To be done: Give the number of lines in the records below that include "odeslán". Reply with that number alone.

== Exercise material ==

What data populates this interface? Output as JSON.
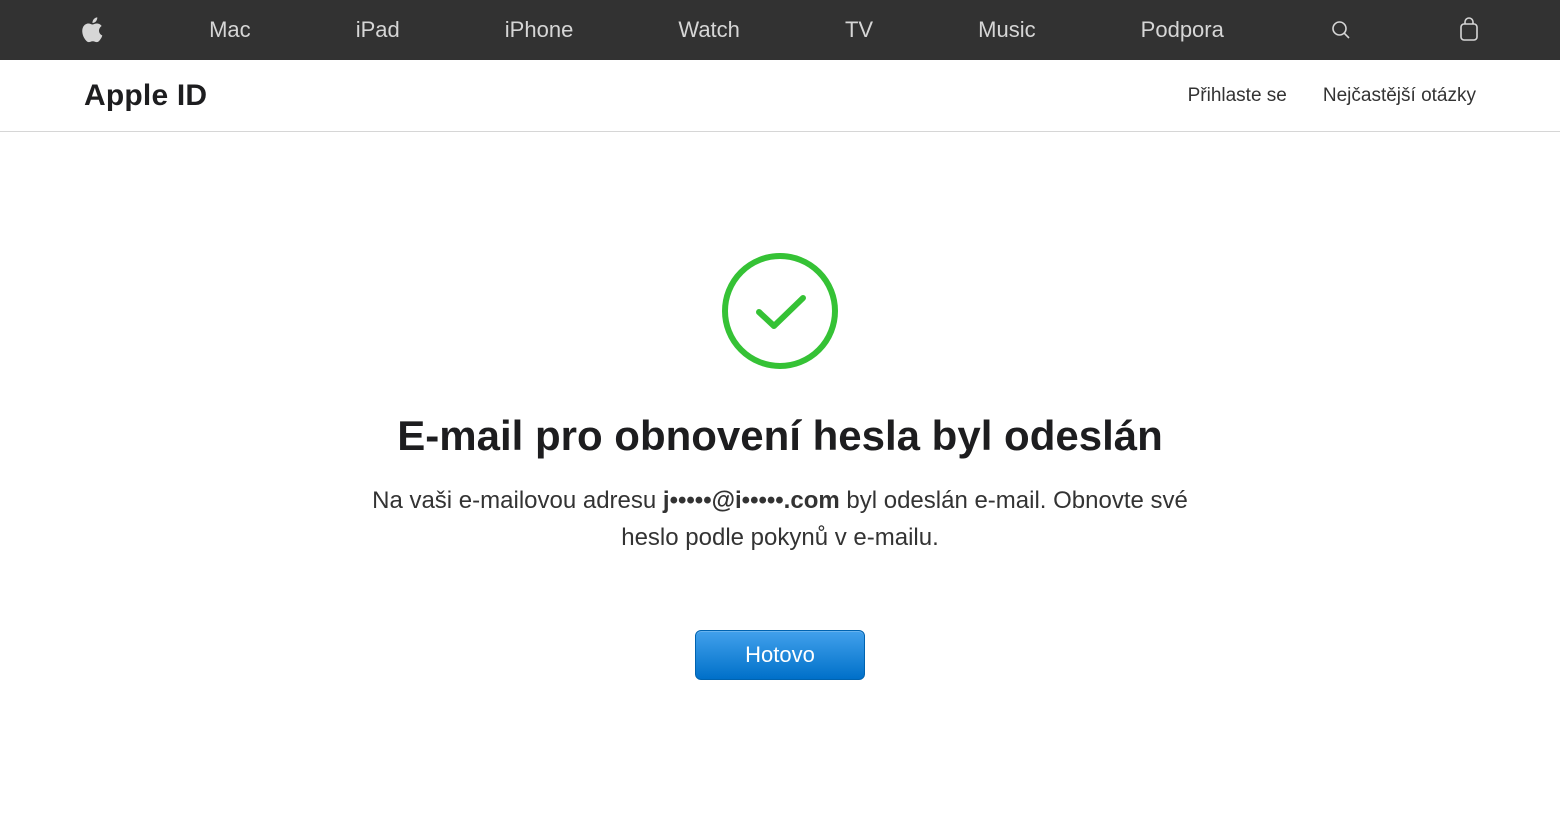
{
  "globalnav": {
    "items": [
      {
        "label": "Mac"
      },
      {
        "label": "iPad"
      },
      {
        "label": "iPhone"
      },
      {
        "label": "Watch"
      },
      {
        "label": "TV"
      },
      {
        "label": "Music"
      },
      {
        "label": "Podpora"
      }
    ]
  },
  "localnav": {
    "title": "Apple ID",
    "signin": "Přihlaste se",
    "faq": "Nejčastější otázky"
  },
  "content": {
    "headline": "E-mail pro obnovení hesla byl odeslán",
    "body_pre": "Na vaši e-mailovou adresu ",
    "body_email": "j•••••@i•••••.com",
    "body_post": " byl odeslán e-mail. Obnovte své heslo podle pokynů v e-mailu.",
    "done_button": "Hotovo"
  },
  "colors": {
    "success": "#35c235",
    "nav_bg": "#323232",
    "button_top": "#42a1ec",
    "button_bottom": "#0070c9"
  }
}
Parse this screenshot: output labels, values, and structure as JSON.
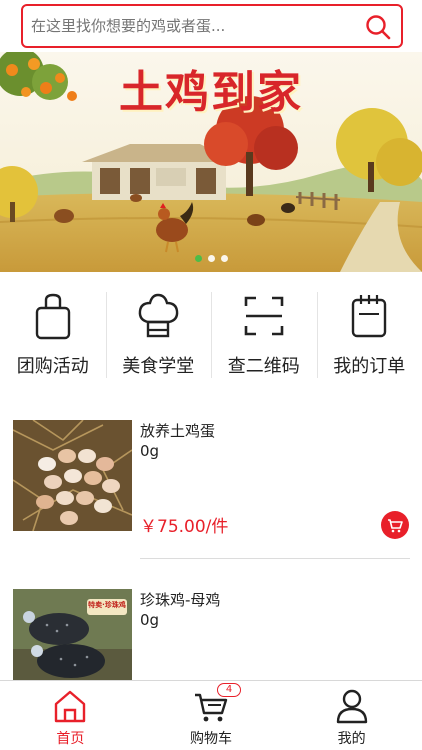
{
  "search": {
    "placeholder": "在这里找你想要的鸡或者蛋..."
  },
  "banner": {
    "title": "土鸡到家",
    "slides": 3,
    "active_slide": 1
  },
  "quick_nav": [
    {
      "label": "团购活动",
      "icon": "shopping-bag-icon"
    },
    {
      "label": "美食学堂",
      "icon": "chef-hat-icon"
    },
    {
      "label": "查二维码",
      "icon": "scan-frame-icon"
    },
    {
      "label": "我的订单",
      "icon": "notepad-icon"
    }
  ],
  "products": [
    {
      "name": "放养土鸡蛋",
      "weight": "0g",
      "price": "￥75.00/件"
    },
    {
      "name": "珍珠鸡-母鸡",
      "weight": "0g",
      "price": "",
      "image_sign": "特卖·珍珠鸡"
    }
  ],
  "tabbar": {
    "tabs": [
      {
        "label": "首页",
        "icon": "home-icon",
        "active": true
      },
      {
        "label": "购物车",
        "icon": "cart-icon",
        "badge": "4"
      },
      {
        "label": "我的",
        "icon": "user-icon"
      }
    ]
  },
  "colors": {
    "accent": "#e8202a",
    "active_dot": "#3fbf49"
  }
}
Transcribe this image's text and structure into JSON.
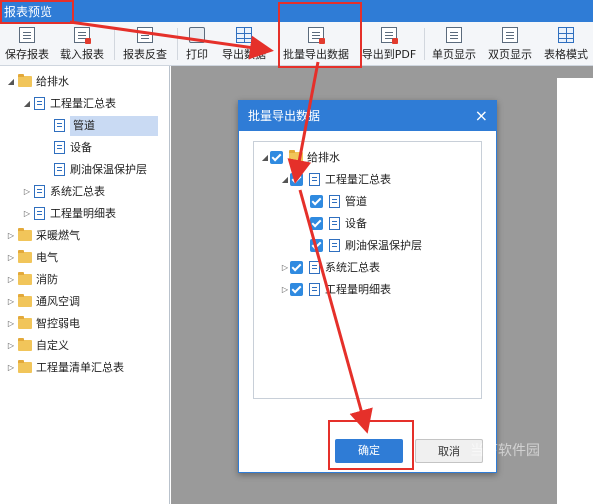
{
  "window": {
    "title": "报表预览"
  },
  "toolbar": {
    "buttons": [
      {
        "label": "保存报表",
        "icon": "save-icon"
      },
      {
        "label": "载入报表",
        "icon": "load-icon"
      },
      {
        "label": "报表反查",
        "icon": "search-report-icon"
      },
      {
        "label": "打印",
        "icon": "print-icon"
      },
      {
        "label": "导出数据",
        "icon": "export-icon"
      },
      {
        "label": "批量导出数据",
        "icon": "batch-export-icon"
      },
      {
        "label": "导出到PDF",
        "icon": "pdf-icon"
      },
      {
        "label": "单页显示",
        "icon": "single-page-icon"
      },
      {
        "label": "双页显示",
        "icon": "double-page-icon"
      },
      {
        "label": "表格模式",
        "icon": "table-mode-icon"
      }
    ]
  },
  "left_tree": [
    {
      "label": "给排水",
      "type": "folder",
      "expanded": true
    },
    {
      "label": "工程量汇总表",
      "type": "doc",
      "expanded": true
    },
    {
      "label": "管道",
      "type": "doc",
      "selected": true
    },
    {
      "label": "设备",
      "type": "doc"
    },
    {
      "label": "刷油保温保护层",
      "type": "doc"
    },
    {
      "label": "系统汇总表",
      "type": "doc"
    },
    {
      "label": "工程量明细表",
      "type": "doc"
    },
    {
      "label": "采暖燃气",
      "type": "folder"
    },
    {
      "label": "电气",
      "type": "folder"
    },
    {
      "label": "消防",
      "type": "folder"
    },
    {
      "label": "通风空调",
      "type": "folder"
    },
    {
      "label": "智控弱电",
      "type": "folder"
    },
    {
      "label": "自定义",
      "type": "folder"
    },
    {
      "label": "工程量清单汇总表",
      "type": "folder"
    }
  ],
  "dialog": {
    "title": "批量导出数据",
    "close": "×",
    "tree": [
      {
        "label": "给排水",
        "checked": true
      },
      {
        "label": "工程量汇总表",
        "checked": true
      },
      {
        "label": "管道",
        "checked": true
      },
      {
        "label": "设备",
        "checked": true
      },
      {
        "label": "刷油保温保护层",
        "checked": true
      },
      {
        "label": "系统汇总表",
        "checked": true
      },
      {
        "label": "工程量明细表",
        "checked": true
      }
    ],
    "ok_label": "确定",
    "cancel_label": "取消"
  },
  "watermark": {
    "text": "当下软件园"
  },
  "colors": {
    "accent": "#2f7cd6",
    "highlight": "#e5302a",
    "preview_bg": "#9a9a9a"
  }
}
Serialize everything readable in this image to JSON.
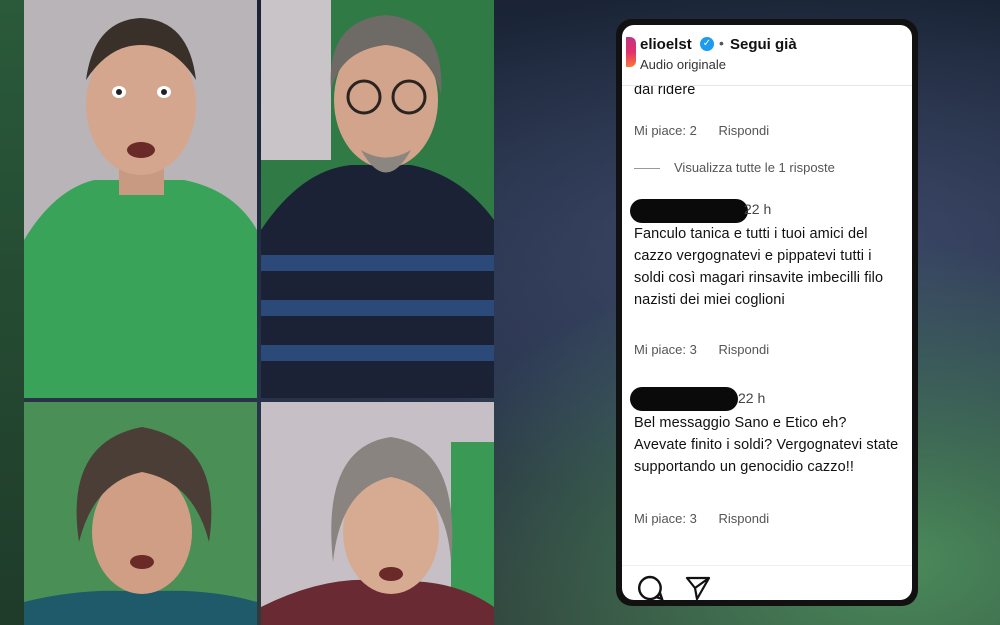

===

Reply to the exercise: 2